§ **Aim**
Scan the records below. List lines holding "asli".

§ **Material to process**
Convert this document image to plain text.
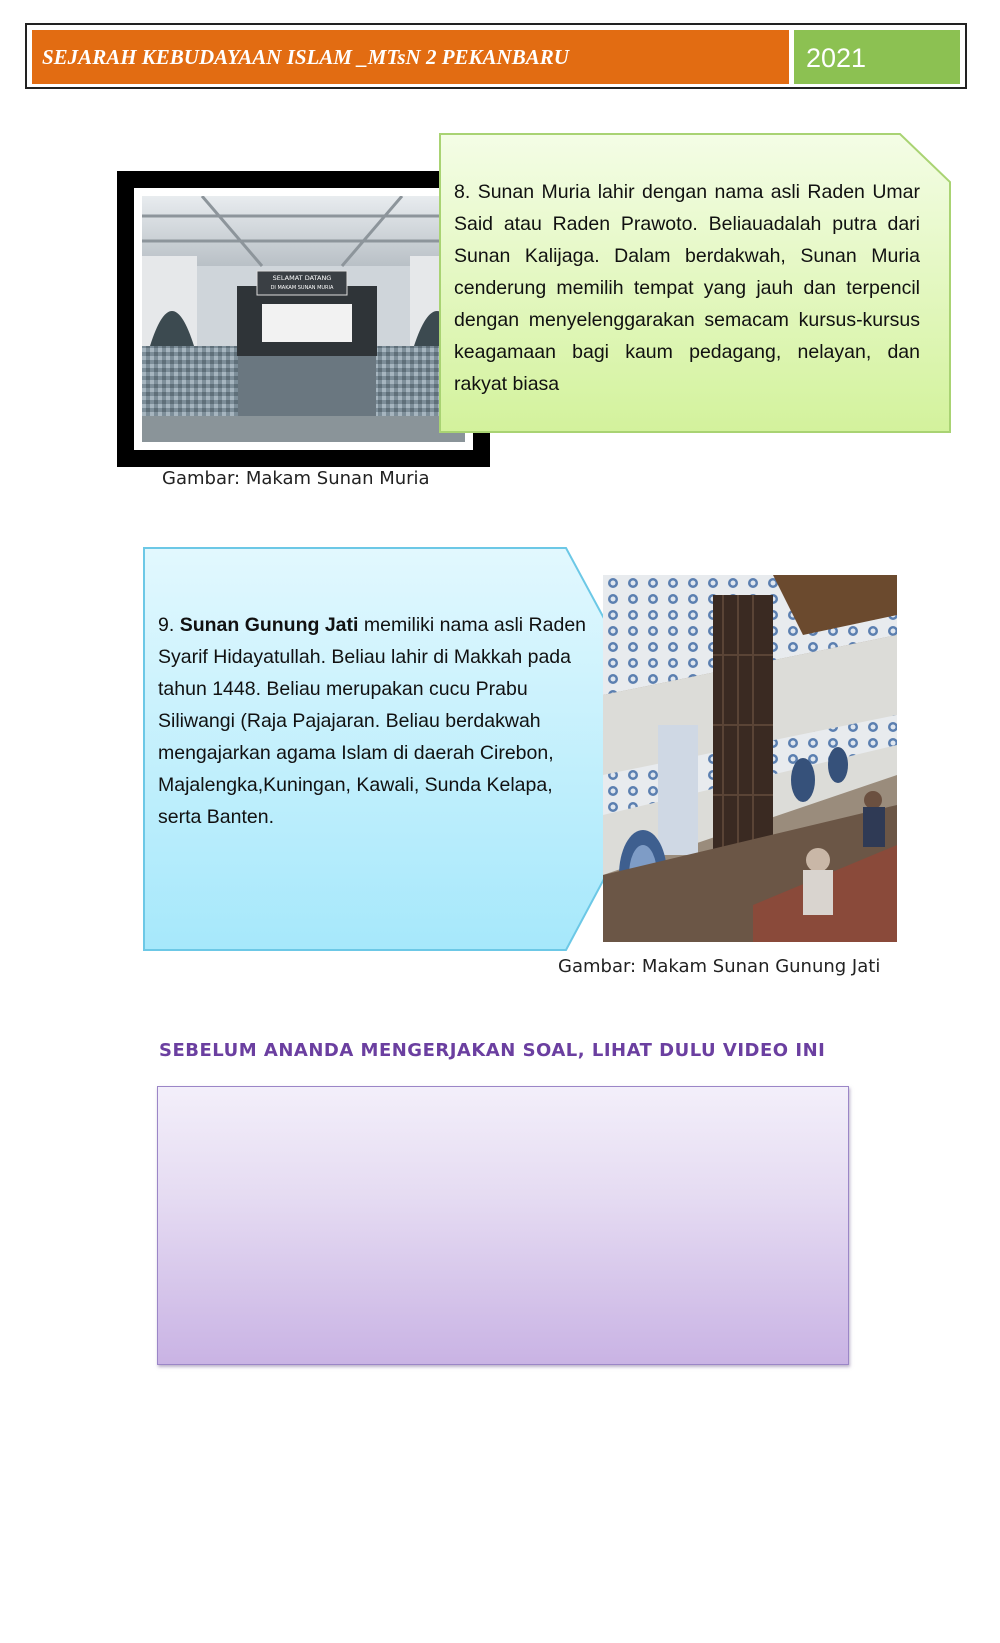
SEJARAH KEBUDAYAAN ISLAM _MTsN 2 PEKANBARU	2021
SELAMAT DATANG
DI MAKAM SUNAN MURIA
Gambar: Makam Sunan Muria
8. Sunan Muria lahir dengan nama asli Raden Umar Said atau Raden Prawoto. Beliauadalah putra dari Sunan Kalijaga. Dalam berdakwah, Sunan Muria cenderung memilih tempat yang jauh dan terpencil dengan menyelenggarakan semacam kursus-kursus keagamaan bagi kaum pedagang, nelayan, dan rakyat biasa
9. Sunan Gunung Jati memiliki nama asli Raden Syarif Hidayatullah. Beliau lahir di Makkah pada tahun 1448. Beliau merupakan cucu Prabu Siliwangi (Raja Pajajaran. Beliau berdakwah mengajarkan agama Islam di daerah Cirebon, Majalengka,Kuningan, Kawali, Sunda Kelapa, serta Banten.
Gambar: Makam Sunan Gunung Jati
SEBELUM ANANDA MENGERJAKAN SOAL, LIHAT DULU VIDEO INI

§ **Answer to this exercise**
8. Sunan Muria lahir dengan nama asli Raden Umar Said atau Raden Prawoto. Beliauadalah putra dari Sunan Kalijaga. Dalam berdakwah, Sunan Muria cenderung memilih tempat yang jauh dan terpencil dengan menyelenggarakan semacam kursus-kursus keagamaan bagi kaum pedagang, nelayan, dan rakyat biasa
9. Sunan Gunung Jati memiliki nama asli Raden Syarif Hidayatullah. Beliau lahir di Makkah pada tahun 1448. Beliau merupakan cucu Prabu Siliwangi (Raja Pajajaran. Beliau berdakwah mengajarkan agama Islam di daerah Cirebon, Majalengka,Kuningan, Kawali, Sunda Kelapa, serta Banten.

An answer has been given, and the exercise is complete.